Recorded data
>> BEGIN

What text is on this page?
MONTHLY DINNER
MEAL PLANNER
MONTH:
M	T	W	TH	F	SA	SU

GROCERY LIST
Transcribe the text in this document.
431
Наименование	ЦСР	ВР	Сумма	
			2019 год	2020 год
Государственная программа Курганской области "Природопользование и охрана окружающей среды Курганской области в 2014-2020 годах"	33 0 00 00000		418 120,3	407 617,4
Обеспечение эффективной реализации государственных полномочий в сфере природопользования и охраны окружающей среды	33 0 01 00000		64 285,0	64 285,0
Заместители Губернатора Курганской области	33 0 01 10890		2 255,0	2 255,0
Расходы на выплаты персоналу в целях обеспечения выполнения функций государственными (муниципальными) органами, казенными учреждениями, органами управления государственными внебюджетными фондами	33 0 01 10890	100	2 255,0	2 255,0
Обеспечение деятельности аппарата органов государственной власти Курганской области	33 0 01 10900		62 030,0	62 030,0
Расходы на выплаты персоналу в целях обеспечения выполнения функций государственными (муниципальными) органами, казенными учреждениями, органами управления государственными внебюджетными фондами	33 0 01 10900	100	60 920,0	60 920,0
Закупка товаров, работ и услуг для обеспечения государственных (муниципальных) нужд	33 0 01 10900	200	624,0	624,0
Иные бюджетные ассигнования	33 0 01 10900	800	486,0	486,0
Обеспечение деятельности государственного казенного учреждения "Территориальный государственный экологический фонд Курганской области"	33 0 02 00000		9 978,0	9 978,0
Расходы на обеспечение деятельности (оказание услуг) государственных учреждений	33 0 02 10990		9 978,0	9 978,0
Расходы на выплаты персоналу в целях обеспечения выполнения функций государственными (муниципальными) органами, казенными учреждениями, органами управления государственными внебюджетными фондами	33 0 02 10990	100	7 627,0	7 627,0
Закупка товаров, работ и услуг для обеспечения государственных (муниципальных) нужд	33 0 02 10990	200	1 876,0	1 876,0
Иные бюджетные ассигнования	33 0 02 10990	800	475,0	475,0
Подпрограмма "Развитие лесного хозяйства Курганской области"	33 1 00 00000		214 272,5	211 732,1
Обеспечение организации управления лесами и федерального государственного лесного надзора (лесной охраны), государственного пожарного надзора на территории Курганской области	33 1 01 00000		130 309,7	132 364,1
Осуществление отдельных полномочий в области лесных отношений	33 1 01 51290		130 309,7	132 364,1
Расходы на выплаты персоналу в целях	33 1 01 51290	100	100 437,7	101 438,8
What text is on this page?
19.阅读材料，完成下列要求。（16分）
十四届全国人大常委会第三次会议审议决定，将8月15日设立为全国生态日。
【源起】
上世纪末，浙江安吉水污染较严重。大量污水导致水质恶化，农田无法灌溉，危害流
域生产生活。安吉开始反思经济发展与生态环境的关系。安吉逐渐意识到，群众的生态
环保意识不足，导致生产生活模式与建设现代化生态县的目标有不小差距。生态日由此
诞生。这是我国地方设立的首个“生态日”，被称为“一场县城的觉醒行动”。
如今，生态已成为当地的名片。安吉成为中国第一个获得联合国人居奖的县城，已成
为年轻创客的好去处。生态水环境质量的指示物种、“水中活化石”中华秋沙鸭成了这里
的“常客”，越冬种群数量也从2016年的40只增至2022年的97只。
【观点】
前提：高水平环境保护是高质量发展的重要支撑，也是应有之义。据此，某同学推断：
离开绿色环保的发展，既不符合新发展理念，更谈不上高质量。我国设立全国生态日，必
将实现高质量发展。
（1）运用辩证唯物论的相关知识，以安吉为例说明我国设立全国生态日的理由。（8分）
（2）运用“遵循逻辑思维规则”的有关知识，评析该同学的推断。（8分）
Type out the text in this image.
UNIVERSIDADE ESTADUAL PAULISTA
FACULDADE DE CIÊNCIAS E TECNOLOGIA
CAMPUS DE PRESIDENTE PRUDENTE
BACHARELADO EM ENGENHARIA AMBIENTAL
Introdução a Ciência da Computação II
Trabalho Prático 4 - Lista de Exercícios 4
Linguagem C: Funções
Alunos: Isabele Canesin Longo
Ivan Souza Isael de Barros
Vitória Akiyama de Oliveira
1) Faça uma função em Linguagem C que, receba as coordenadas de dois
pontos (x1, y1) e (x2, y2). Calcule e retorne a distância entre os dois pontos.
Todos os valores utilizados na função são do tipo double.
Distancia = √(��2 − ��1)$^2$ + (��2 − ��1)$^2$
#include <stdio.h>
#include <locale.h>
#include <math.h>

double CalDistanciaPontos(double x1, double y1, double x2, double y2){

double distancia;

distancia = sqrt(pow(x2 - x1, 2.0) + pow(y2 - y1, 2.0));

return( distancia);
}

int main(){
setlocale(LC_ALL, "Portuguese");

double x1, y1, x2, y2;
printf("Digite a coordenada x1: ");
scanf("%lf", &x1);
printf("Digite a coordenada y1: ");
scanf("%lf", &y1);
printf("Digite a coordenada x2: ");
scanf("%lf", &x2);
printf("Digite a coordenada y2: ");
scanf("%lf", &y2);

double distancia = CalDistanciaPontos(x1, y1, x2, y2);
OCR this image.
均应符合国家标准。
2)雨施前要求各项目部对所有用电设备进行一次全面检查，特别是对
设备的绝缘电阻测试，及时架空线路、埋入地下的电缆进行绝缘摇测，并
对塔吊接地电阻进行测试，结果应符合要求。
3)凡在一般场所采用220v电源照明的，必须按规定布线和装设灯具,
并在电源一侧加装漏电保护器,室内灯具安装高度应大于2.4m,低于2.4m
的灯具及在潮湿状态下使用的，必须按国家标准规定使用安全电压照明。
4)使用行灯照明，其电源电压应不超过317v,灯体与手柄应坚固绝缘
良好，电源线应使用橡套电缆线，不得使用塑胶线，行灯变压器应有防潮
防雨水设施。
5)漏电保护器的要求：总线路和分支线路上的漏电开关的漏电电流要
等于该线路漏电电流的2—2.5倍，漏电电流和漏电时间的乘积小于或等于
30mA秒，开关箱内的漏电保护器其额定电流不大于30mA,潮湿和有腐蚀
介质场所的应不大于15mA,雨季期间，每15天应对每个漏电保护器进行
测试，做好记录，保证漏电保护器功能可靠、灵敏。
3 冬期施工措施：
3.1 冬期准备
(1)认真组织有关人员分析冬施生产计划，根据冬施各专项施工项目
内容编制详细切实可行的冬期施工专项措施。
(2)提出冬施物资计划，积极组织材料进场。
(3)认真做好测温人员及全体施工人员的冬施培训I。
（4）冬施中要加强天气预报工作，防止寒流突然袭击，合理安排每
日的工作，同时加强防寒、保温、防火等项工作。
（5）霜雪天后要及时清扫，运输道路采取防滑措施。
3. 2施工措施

>> END

From the data above, copy out every line with the string "include" in it.

Full solution
#include <stdio.h>
#include <locale.h>
#include <math.h>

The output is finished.